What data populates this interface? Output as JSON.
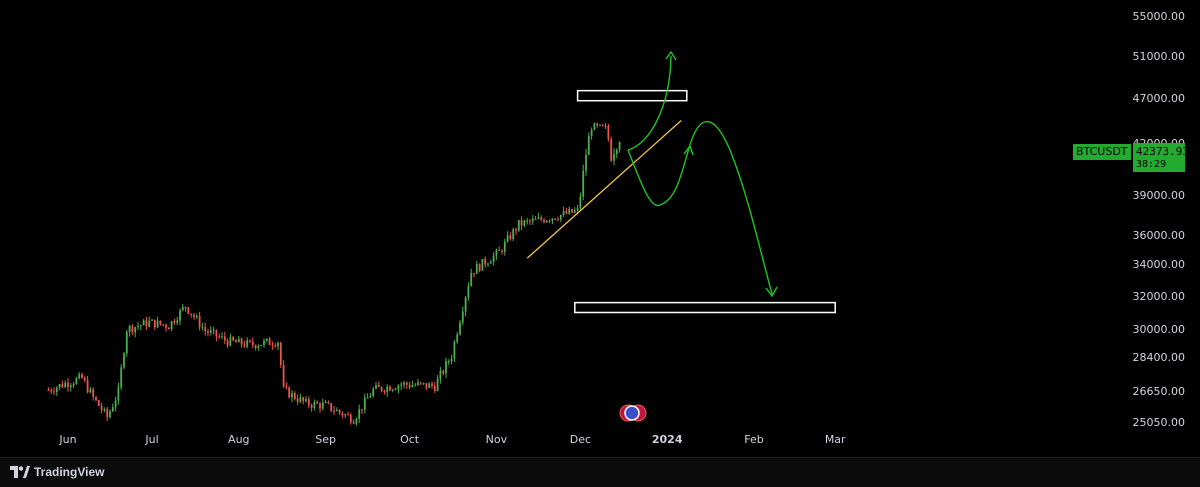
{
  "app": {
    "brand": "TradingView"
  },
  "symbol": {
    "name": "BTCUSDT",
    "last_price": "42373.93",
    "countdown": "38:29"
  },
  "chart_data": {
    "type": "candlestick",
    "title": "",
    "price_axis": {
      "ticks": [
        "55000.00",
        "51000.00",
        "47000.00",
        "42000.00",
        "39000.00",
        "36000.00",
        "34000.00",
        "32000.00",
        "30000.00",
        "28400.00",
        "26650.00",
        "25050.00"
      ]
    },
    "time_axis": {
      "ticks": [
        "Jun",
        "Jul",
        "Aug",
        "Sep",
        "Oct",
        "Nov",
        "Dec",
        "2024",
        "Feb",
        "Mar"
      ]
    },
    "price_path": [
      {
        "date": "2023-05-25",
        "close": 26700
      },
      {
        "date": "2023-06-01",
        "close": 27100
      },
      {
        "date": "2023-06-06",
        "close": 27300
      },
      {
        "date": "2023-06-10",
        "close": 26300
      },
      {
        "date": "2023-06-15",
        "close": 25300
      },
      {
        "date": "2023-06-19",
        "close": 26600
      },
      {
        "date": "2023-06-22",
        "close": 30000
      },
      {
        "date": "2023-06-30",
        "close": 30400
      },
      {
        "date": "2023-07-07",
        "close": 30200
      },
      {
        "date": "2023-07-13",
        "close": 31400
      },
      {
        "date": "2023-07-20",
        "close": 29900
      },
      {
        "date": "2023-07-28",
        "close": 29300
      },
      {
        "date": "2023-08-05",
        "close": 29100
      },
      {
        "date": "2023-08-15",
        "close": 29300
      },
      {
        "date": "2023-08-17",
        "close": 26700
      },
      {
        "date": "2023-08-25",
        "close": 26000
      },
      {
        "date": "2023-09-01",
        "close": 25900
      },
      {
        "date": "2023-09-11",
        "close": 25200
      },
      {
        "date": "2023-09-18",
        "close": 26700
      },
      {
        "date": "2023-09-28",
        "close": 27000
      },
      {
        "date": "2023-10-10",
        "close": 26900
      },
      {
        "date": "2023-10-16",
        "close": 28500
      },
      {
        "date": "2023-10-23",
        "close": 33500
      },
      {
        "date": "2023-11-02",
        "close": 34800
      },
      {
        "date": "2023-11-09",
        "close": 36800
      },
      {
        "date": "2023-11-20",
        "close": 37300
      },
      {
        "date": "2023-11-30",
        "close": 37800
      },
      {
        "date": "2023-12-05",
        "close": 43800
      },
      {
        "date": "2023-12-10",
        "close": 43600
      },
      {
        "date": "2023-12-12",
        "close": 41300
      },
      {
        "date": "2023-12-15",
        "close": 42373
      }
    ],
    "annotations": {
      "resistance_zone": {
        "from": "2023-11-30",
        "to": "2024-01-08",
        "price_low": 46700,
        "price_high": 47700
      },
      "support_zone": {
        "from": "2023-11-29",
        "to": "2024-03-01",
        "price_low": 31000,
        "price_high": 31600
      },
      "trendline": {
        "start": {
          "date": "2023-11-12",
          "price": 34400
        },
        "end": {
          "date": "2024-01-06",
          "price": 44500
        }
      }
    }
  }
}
•••
PROBLEM DETAILS: Using the material above, return every line exactly as it appears, minus the pictures.

THE COMPLETED TASK:
What data populates this interface? Output as JSON.
{
  "app": {
    "brand": "TradingView"
  },
  "symbol": {
    "name": "BTCUSDT",
    "last_price": "42373.93",
    "countdown": "38:29"
  },
  "chart_data": {
    "type": "candlestick",
    "title": "",
    "price_axis": {
      "ticks": [
        "55000.00",
        "51000.00",
        "47000.00",
        "42000.00",
        "39000.00",
        "36000.00",
        "34000.00",
        "32000.00",
        "30000.00",
        "28400.00",
        "26650.00",
        "25050.00"
      ]
    },
    "time_axis": {
      "ticks": [
        "Jun",
        "Jul",
        "Aug",
        "Sep",
        "Oct",
        "Nov",
        "Dec",
        "2024",
        "Feb",
        "Mar"
      ]
    },
    "price_path": [
      {
        "date": "2023-05-25",
        "close": 26700
      },
      {
        "date": "2023-06-01",
        "close": 27100
      },
      {
        "date": "2023-06-06",
        "close": 27300
      },
      {
        "date": "2023-06-10",
        "close": 26300
      },
      {
        "date": "2023-06-15",
        "close": 25300
      },
      {
        "date": "2023-06-19",
        "close": 26600
      },
      {
        "date": "2023-06-22",
        "close": 30000
      },
      {
        "date": "2023-06-30",
        "close": 30400
      },
      {
        "date": "2023-07-07",
        "close": 30200
      },
      {
        "date": "2023-07-13",
        "close": 31400
      },
      {
        "date": "2023-07-20",
        "close": 29900
      },
      {
        "date": "2023-07-28",
        "close": 29300
      },
      {
        "date": "2023-08-05",
        "close": 29100
      },
      {
        "date": "2023-08-15",
        "close": 29300
      },
      {
        "date": "2023-08-17",
        "close": 26700
      },
      {
        "date": "2023-08-25",
        "close": 26000
      },
      {
        "date": "2023-09-01",
        "close": 25900
      },
      {
        "date": "2023-09-11",
        "close": 25200
      },
      {
        "date": "2023-09-18",
        "close": 26700
      },
      {
        "date": "2023-09-28",
        "close": 27000
      },
      {
        "date": "2023-10-10",
        "close": 26900
      },
      {
        "date": "2023-10-16",
        "close": 28500
      },
      {
        "date": "2023-10-23",
        "close": 33500
      },
      {
        "date": "2023-11-02",
        "close": 34800
      },
      {
        "date": "2023-11-09",
        "close": 36800
      },
      {
        "date": "2023-11-20",
        "close": 37300
      },
      {
        "date": "2023-11-30",
        "close": 37800
      },
      {
        "date": "2023-12-05",
        "close": 43800
      },
      {
        "date": "2023-12-10",
        "close": 43600
      },
      {
        "date": "2023-12-12",
        "close": 41300
      },
      {
        "date": "2023-12-15",
        "close": 42373
      }
    ],
    "annotations": {
      "resistance_zone": {
        "from": "2023-11-30",
        "to": "2024-01-08",
        "price_low": 46700,
        "price_high": 47700
      },
      "support_zone": {
        "from": "2023-11-29",
        "to": "2024-03-01",
        "price_low": 31000,
        "price_high": 31600
      },
      "trendline": {
        "start": {
          "date": "2023-11-12",
          "price": 34400
        },
        "end": {
          "date": "2024-01-06",
          "price": 44500
        }
      }
    }
  }
}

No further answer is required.